Dataset items
• • • •

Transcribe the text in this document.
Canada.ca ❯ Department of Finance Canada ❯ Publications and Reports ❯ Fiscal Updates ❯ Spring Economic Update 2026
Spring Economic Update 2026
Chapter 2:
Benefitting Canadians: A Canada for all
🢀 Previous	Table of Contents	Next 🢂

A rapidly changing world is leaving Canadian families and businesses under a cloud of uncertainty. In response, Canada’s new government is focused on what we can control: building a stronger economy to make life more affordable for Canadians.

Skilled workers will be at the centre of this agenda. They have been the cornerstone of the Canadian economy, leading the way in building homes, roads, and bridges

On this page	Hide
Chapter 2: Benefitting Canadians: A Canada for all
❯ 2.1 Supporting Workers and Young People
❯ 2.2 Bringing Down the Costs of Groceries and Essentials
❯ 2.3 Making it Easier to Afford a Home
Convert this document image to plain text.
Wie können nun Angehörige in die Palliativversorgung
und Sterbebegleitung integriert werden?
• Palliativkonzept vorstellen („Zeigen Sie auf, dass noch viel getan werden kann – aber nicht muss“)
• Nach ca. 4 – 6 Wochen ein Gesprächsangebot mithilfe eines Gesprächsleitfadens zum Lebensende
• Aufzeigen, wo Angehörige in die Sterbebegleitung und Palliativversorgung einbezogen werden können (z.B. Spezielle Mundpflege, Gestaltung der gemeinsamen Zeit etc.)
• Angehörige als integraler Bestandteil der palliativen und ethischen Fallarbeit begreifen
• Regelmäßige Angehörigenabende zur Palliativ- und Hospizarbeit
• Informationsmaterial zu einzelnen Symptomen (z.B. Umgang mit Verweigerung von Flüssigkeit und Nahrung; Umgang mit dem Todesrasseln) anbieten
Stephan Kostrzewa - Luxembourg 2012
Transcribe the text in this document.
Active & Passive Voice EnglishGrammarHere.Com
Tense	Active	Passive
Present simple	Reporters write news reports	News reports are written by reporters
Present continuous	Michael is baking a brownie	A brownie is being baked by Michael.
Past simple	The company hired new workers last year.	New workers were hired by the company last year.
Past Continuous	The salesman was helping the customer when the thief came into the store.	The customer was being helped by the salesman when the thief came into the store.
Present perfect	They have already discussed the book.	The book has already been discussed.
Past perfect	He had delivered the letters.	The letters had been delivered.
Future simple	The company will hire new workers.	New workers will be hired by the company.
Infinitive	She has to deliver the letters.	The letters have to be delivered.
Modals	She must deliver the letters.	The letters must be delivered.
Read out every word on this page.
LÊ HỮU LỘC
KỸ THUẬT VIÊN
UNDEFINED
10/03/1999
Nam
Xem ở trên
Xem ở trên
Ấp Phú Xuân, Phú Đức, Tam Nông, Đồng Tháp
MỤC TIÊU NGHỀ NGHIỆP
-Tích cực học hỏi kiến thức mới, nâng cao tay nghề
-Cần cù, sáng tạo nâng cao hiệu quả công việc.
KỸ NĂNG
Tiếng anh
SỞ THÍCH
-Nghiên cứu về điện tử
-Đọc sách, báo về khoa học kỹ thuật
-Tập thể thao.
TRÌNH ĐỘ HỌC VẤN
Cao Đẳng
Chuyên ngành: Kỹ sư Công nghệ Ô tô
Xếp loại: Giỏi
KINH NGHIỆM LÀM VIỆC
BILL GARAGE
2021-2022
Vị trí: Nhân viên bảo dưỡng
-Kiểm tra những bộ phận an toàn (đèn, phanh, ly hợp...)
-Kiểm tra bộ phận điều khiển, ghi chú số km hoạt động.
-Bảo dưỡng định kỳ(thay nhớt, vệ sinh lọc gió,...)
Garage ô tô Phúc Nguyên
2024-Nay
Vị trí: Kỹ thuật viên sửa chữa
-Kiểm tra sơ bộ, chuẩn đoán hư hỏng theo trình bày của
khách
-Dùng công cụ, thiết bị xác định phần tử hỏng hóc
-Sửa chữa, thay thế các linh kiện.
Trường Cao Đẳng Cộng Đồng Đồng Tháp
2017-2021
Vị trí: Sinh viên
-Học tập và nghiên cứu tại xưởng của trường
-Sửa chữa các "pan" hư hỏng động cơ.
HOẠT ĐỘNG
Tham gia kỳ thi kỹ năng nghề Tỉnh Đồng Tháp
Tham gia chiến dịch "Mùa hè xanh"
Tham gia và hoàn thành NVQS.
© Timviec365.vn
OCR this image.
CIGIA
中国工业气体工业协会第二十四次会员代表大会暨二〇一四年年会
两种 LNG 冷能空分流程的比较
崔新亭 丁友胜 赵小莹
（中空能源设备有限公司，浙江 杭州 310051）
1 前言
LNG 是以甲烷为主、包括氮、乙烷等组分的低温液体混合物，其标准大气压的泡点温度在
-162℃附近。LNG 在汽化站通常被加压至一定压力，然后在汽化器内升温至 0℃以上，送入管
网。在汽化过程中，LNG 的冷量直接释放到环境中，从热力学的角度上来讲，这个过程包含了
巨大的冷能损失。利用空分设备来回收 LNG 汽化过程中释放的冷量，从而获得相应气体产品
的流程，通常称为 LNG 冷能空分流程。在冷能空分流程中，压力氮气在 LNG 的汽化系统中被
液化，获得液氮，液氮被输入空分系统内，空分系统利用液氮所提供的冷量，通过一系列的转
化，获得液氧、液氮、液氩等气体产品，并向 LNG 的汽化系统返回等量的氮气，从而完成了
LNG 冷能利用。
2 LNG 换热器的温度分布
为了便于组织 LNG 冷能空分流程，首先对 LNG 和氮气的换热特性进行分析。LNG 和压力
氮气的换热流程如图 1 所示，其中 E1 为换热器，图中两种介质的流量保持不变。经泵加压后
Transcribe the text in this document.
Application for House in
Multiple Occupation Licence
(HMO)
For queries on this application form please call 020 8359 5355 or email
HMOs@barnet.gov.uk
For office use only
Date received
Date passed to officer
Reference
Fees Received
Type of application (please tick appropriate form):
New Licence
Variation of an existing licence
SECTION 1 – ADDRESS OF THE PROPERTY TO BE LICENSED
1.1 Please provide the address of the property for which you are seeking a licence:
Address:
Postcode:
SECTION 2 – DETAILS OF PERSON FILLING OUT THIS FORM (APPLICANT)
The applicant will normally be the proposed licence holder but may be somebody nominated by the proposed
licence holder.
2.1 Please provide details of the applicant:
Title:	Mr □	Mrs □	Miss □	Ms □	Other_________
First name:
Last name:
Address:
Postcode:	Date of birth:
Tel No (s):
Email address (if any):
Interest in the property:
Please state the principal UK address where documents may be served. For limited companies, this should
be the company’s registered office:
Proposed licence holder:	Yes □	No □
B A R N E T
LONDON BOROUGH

• • • •

Aim> Reproduce the full listing word for word.

Solution to the problem>
Transcribe the text in this document.
Canada.ca ❯ Department of Finance Canada ❯ Publications and Reports ❯ Fiscal Updates ❯ Spring Economic Update 2026
Spring Economic Update 2026
Chapter 2:
Benefitting Canadians: A Canada for all
🢀 Previous	Table of Contents	Next 🢂

A rapidly changing world is leaving Canadian families and businesses under a cloud of uncertainty. In response, Canada’s new government is focused on what we can control: building a stronger economy to make life more affordable for Canadians.

Skilled workers will be at the centre of this agenda. They have been the cornerstone of the Canadian economy, leading the way in building homes, roads, and bridges

On this page	Hide
Chapter 2: Benefitting Canadians: A Canada for all
❯ 2.1 Supporting Workers and Young People
❯ 2.2 Bringing Down the Costs of Groceries and Essentials
❯ 2.3 Making it Easier to Afford a Home
Convert this document image to plain text.
Wie können nun Angehörige in die Palliativversorgung
und Sterbebegleitung integriert werden?
• Palliativkonzept vorstellen („Zeigen Sie auf, dass noch viel getan werden kann – aber nicht muss“)
• Nach ca. 4 – 6 Wochen ein Gesprächsangebot mithilfe eines Gesprächsleitfadens zum Lebensende
• Aufzeigen, wo Angehörige in die Sterbebegleitung und Palliativversorgung einbezogen werden können (z.B. Spezielle Mundpflege, Gestaltung der gemeinsamen Zeit etc.)
• Angehörige als integraler Bestandteil der palliativen und ethischen Fallarbeit begreifen
• Regelmäßige Angehörigenabende zur Palliativ- und Hospizarbeit
• Informationsmaterial zu einzelnen Symptomen (z.B. Umgang mit Verweigerung von Flüssigkeit und Nahrung; Umgang mit dem Todesrasseln) anbieten
Stephan Kostrzewa - Luxembourg 2012
Transcribe the text in this document.
Active & Passive Voice EnglishGrammarHere.Com
Tense	Active	Passive
Present simple	Reporters write news reports	News reports are written by reporters
Present continuous	Michael is baking a brownie	A brownie is being baked by Michael.
Past simple	The company hired new workers last year.	New workers were hired by the company last year.
Past Continuous	The salesman was helping the customer when the thief came into the store.	The customer was being helped by the salesman when the thief came into the store.
Present perfect	They have already discussed the book.	The book has already been discussed.
Past perfect	He had delivered the letters.	The letters had been delivered.
Future simple	The company will hire new workers.	New workers will be hired by the company.
Infinitive	She has to deliver the letters.	The letters have to be delivered.
Modals	She must deliver the letters.	The letters must be delivered.
Read out every word on this page.
LÊ HỮU LỘC
KỸ THUẬT VIÊN
UNDEFINED
10/03/1999
Nam
Xem ở trên
Xem ở trên
Ấp Phú Xuân, Phú Đức, Tam Nông, Đồng Tháp
MỤC TIÊU NGHỀ NGHIỆP
-Tích cực học hỏi kiến thức mới, nâng cao tay nghề
-Cần cù, sáng tạo nâng cao hiệu quả công việc.
KỸ NĂNG
Tiếng anh
SỞ THÍCH
-Nghiên cứu về điện tử
-Đọc sách, báo về khoa học kỹ thuật
-Tập thể thao.
TRÌNH ĐỘ HỌC VẤN
Cao Đẳng
Chuyên ngành: Kỹ sư Công nghệ Ô tô
Xếp loại: Giỏi
KINH NGHIỆM LÀM VIỆC
BILL GARAGE
2021-2022
Vị trí: Nhân viên bảo dưỡng
-Kiểm tra những bộ phận an toàn (đèn, phanh, ly hợp...)
-Kiểm tra bộ phận điều khiển, ghi chú số km hoạt động.
-Bảo dưỡng định kỳ(thay nhớt, vệ sinh lọc gió,...)
Garage ô tô Phúc Nguyên
2024-Nay
Vị trí: Kỹ thuật viên sửa chữa
-Kiểm tra sơ bộ, chuẩn đoán hư hỏng theo trình bày của
khách
-Dùng công cụ, thiết bị xác định phần tử hỏng hóc
-Sửa chữa, thay thế các linh kiện.
Trường Cao Đẳng Cộng Đồng Đồng Tháp
2017-2021
Vị trí: Sinh viên
-Học tập và nghiên cứu tại xưởng của trường
-Sửa chữa các "pan" hư hỏng động cơ.
HOẠT ĐỘNG
Tham gia kỳ thi kỹ năng nghề Tỉnh Đồng Tháp
Tham gia chiến dịch "Mùa hè xanh"
Tham gia và hoàn thành NVQS.
© Timviec365.vn
OCR this image.
CIGIA
中国工业气体工业协会第二十四次会员代表大会暨二〇一四年年会
两种 LNG 冷能空分流程的比较
崔新亭 丁友胜 赵小莹
（中空能源设备有限公司，浙江 杭州 310051）
1 前言
LNG 是以甲烷为主、包括氮、乙烷等组分的低温液体混合物，其标准大气压的泡点温度在
-162℃附近。LNG 在汽化站通常被加压至一定压力，然后在汽化器内升温至 0℃以上，送入管
网。在汽化过程中，LNG 的冷量直接释放到环境中，从热力学的角度上来讲，这个过程包含了
巨大的冷能损失。利用空分设备来回收 LNG 汽化过程中释放的冷量，从而获得相应气体产品
的流程，通常称为 LNG 冷能空分流程。在冷能空分流程中，压力氮气在 LNG 的汽化系统中被
液化，获得液氮，液氮被输入空分系统内，空分系统利用液氮所提供的冷量，通过一系列的转
化，获得液氧、液氮、液氩等气体产品，并向 LNG 的汽化系统返回等量的氮气，从而完成了
LNG 冷能利用。
2 LNG 换热器的温度分布
为了便于组织 LNG 冷能空分流程，首先对 LNG 和氮气的换热特性进行分析。LNG 和压力
氮气的换热流程如图 1 所示，其中 E1 为换热器，图中两种介质的流量保持不变。经泵加压后
Transcribe the text in this document.
Application for House in
Multiple Occupation Licence
(HMO)
For queries on this application form please call 020 8359 5355 or email
HMOs@barnet.gov.uk
For office use only
Date received
Date passed to officer
Reference
Fees Received
Type of application (please tick appropriate form):
New Licence
Variation of an existing licence
SECTION 1 – ADDRESS OF THE PROPERTY TO BE LICENSED
1.1 Please provide the address of the property for which you are seeking a licence:
Address:
Postcode:
SECTION 2 – DETAILS OF PERSON FILLING OUT THIS FORM (APPLICANT)
The applicant will normally be the proposed licence holder but may be somebody nominated by the proposed
licence holder.
2.1 Please provide details of the applicant:
Title:	Mr □	Mrs □	Miss □	Ms □	Other_________
First name:
Last name:
Address:
Postcode:	Date of birth:
Tel No (s):
Email address (if any):
Interest in the property:
Please state the principal UK address where documents may be served. For limited companies, this should
be the company’s registered office:
Proposed licence holder:	Yes □	No □
B A R N E T
LONDON BOROUGH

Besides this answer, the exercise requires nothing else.